# Your instructions:
Copy each line below that contains "phone".

Dataset rows:
- - - - - - -
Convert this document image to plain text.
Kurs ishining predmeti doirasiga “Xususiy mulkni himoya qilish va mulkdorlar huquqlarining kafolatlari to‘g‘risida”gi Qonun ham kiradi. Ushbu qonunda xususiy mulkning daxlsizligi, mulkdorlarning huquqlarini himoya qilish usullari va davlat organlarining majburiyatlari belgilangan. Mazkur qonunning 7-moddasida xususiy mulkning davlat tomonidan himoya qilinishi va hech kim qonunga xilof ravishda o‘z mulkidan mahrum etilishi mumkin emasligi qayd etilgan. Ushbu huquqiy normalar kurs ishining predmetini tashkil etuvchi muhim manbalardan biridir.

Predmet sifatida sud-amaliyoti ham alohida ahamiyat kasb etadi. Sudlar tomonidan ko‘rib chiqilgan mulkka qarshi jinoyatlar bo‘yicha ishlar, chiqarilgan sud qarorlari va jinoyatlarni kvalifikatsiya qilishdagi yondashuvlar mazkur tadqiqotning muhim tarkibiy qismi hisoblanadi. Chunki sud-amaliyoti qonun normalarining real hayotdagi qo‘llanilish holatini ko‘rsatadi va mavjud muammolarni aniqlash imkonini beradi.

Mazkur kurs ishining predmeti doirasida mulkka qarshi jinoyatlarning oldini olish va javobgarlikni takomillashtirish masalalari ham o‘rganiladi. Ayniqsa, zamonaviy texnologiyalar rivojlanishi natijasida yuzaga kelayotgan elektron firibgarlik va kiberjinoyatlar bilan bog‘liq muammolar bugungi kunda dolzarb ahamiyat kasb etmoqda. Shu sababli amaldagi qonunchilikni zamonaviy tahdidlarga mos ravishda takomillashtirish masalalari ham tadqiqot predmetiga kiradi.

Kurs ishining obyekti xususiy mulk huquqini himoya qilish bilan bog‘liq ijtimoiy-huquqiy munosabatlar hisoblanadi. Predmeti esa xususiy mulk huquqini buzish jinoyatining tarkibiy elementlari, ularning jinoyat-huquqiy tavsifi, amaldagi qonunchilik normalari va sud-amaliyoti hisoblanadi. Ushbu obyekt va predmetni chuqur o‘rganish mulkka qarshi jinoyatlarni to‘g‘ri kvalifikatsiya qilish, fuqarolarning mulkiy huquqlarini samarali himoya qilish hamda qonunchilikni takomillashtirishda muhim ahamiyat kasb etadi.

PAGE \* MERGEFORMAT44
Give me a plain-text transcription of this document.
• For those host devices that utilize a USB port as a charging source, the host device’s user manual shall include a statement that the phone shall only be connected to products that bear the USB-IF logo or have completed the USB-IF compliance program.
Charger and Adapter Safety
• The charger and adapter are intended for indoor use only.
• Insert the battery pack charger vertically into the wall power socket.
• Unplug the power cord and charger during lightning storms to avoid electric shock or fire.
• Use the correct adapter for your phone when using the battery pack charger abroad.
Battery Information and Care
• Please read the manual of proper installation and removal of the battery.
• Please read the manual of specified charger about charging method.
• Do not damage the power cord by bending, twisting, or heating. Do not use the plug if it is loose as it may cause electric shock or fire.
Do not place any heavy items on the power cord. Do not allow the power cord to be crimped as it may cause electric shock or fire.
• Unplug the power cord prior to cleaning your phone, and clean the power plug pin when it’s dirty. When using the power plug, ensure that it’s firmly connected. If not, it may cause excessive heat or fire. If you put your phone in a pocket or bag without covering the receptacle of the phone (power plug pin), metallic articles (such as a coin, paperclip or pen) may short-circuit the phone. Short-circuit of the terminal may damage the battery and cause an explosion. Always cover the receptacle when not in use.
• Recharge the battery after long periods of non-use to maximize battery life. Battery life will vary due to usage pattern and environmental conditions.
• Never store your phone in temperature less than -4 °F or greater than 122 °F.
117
- - - - - - -
# Result below:
• For those host devices that utilize a USB port as a charging source, the host device’s user manual shall include a statement that the phone shall only be connected to products that bear the USB-IF logo or have completed the USB-IF compliance program.
• Use the correct adapter for your phone when using the battery pack charger abroad.
• Unplug the power cord prior to cleaning your phone, and clean the power plug pin when it’s dirty. When using the power plug, ensure that it’s firmly connected. If not, it may cause excessive heat or fire. If you put your phone in a pocket or bag without covering the receptacle of the phone (power plug pin), metallic articles (such as a coin, paperclip or pen) may short-circuit the phone. Short-circuit of the terminal may damage the battery and cause an explosion. Always cover the receptacle when not in use.
• Never store your phone in temperature less than -4 °F or greater than 122 °F.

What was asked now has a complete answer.